Records from a data source

+++

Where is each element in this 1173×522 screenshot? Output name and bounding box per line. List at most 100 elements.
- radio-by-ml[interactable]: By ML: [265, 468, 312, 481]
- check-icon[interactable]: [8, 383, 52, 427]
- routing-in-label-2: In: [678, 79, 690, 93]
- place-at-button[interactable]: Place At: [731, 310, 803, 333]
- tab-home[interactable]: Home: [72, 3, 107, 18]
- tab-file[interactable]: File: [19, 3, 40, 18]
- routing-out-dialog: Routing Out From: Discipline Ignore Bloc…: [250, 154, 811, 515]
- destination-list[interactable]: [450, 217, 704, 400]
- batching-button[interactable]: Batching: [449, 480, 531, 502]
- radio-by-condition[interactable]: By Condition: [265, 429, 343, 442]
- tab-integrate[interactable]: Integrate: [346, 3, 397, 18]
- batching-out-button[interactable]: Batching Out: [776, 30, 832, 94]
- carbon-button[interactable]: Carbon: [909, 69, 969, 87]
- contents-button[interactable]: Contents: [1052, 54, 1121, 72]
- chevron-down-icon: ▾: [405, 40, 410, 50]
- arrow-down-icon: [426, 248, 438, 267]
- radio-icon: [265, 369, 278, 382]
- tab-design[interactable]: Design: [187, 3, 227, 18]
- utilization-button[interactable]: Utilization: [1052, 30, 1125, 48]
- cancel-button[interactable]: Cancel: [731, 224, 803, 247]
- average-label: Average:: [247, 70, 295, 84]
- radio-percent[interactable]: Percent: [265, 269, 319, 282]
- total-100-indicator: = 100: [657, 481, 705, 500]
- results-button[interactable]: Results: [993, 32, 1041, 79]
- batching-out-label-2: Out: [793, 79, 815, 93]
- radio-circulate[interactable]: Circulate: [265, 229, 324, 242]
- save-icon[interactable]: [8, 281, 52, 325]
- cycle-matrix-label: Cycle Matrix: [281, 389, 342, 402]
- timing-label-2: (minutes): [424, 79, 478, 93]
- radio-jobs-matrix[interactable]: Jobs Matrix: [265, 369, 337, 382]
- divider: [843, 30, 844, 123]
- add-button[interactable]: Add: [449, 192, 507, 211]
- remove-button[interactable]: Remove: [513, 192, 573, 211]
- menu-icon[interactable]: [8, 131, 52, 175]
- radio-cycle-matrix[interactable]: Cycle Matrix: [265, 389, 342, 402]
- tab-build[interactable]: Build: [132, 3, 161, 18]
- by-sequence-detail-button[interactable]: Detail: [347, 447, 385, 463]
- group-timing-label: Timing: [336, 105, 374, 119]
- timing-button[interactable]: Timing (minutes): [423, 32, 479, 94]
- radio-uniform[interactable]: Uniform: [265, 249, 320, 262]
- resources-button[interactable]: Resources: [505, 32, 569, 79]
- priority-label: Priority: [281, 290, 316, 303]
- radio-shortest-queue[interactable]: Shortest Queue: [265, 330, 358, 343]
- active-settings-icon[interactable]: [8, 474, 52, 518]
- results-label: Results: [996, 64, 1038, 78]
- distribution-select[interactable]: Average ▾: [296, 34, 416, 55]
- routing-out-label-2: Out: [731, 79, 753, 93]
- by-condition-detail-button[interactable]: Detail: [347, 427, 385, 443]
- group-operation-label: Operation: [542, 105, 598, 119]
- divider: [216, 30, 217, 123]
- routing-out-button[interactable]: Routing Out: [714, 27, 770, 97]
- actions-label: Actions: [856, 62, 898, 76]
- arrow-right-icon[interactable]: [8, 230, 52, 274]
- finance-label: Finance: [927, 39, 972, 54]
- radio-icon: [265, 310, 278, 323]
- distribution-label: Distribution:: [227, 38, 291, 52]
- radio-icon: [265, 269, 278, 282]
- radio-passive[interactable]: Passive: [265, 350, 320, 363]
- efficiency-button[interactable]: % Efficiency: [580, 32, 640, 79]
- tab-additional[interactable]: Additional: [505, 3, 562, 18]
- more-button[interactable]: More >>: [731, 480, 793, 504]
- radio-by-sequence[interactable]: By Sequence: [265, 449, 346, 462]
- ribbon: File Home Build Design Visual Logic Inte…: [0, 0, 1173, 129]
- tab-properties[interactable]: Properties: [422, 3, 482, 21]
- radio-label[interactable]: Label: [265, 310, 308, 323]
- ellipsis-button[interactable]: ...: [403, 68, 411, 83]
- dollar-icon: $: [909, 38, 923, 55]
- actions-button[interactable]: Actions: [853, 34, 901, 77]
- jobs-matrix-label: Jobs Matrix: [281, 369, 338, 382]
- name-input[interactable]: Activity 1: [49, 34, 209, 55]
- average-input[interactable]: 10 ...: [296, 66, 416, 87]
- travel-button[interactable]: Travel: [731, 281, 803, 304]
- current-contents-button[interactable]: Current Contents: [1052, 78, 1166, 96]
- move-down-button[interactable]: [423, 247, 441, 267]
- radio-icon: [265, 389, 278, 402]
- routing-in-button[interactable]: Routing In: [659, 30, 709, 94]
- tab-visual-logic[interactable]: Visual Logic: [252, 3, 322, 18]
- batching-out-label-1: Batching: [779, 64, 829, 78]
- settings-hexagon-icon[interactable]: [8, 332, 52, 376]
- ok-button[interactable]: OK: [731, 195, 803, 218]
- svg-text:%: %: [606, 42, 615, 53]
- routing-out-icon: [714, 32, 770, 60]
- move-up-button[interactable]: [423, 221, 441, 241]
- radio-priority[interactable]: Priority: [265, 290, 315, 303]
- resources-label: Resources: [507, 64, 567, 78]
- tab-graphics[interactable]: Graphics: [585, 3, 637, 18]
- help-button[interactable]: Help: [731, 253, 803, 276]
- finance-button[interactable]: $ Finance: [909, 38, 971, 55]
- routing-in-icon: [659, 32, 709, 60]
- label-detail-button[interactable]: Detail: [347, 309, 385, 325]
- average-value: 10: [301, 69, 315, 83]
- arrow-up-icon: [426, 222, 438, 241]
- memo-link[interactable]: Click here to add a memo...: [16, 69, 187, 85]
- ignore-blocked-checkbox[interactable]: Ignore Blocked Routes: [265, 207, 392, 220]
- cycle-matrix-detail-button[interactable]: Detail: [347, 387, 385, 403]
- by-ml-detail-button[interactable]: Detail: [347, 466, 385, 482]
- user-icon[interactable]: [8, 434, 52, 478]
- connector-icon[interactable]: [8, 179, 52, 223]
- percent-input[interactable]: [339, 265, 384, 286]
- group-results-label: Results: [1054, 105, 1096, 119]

+++

WHAT THIS TASK INVOLVES: Please recast the data from its first line through the line containing "- tab-build[interactable]: Build: [132, 3, 161, 18]" as a Markdown table with the columns Row and Line. Number each row and leave out any blank lines.

TASK ANSWER:
| Row | Line |
|---|---|
| 1 | Where is each element in this 1173×522 screenshot? Output name and bounding box per line. List at most 100 elements. |
| 2 | - radio-by-ml[interactable]: By ML: [265, 468, 312, 481] |
| 3 | - check-icon[interactable]: [8, 383, 52, 427] |
| 4 | - routing-in-label-2: In: [678, 79, 690, 93] |
| 5 | - place-at-button[interactable]: Place At: [731, 310, 803, 333] |
| 6 | - tab-home[interactable]: Home: [72, 3, 107, 18] |
| 7 | - tab-file[interactable]: File: [19, 3, 40, 18] |
| 8 | - routing-out-dialog: Routing Out From: Discipline Ignore Bloc…: [250, 154, 811, 515] |
| 9 | - destination-list[interactable]: [450, 217, 704, 400] |
| 10 | - batching-button[interactable]: Batching: [449, 480, 531, 502] |
| 11 | - radio-by-condition[interactable]: By Condition: [265, 429, 343, 442] |
| 12 | - tab-integrate[interactable]: Integrate: [346, 3, 397, 18] |
| 13 | - batching-out-button[interactable]: Batching Out: [776, 30, 832, 94] |
| 14 | - carbon-button[interactable]: Carbon: [909, 69, 969, 87] |
| 15 | - contents-button[interactable]: Contents: [1052, 54, 1121, 72] |
| 16 | - chevron-down-icon: ▾: [405, 40, 410, 50] |
| 17 | - arrow-down-icon: [426, 248, 438, 267] |
| 18 | - radio-icon: [265, 369, 278, 382] |
| 19 | - tab-design[interactable]: Design: [187, 3, 227, 18] |
| 20 | - utilization-button[interactable]: Utilization: [1052, 30, 1125, 48] |
| 21 | - cancel-button[interactable]: Cancel: [731, 224, 803, 247] |
| 22 | - average-label: Average:: [247, 70, 295, 84] |
| 23 | - radio-percent[interactable]: Percent: [265, 269, 319, 282] |
| 24 | - total-100-indicator: = 100: [657, 481, 705, 500] |
| 25 | - results-button[interactable]: Results: [993, 32, 1041, 79] |
| 26 | - batching-out-label-2: Out: [793, 79, 815, 93] |
| 27 | - radio-circulate[interactable]: Circulate: [265, 229, 324, 242] |
| 28 | - save-icon[interactable]: [8, 281, 52, 325] |
| 29 | - cycle-matrix-label: Cycle Matrix: [281, 389, 342, 402] |
| 30 | - timing-label-2: (minutes): [424, 79, 478, 93] |
| 31 | - radio-jobs-matrix[interactable]: Jobs Matrix: [265, 369, 337, 382] |
| 32 | - divider: [843, 30, 844, 123] |
| 33 | - add-button[interactable]: Add: [449, 192, 507, 211] |
| 34 | - remove-button[interactable]: Remove: [513, 192, 573, 211] |
| 35 | - menu-icon[interactable]: [8, 131, 52, 175] |
| 36 | - radio-cycle-matrix[interactable]: Cycle Matrix: [265, 389, 342, 402] |
| 37 | - tab-build[interactable]: Build: [132, 3, 161, 18] |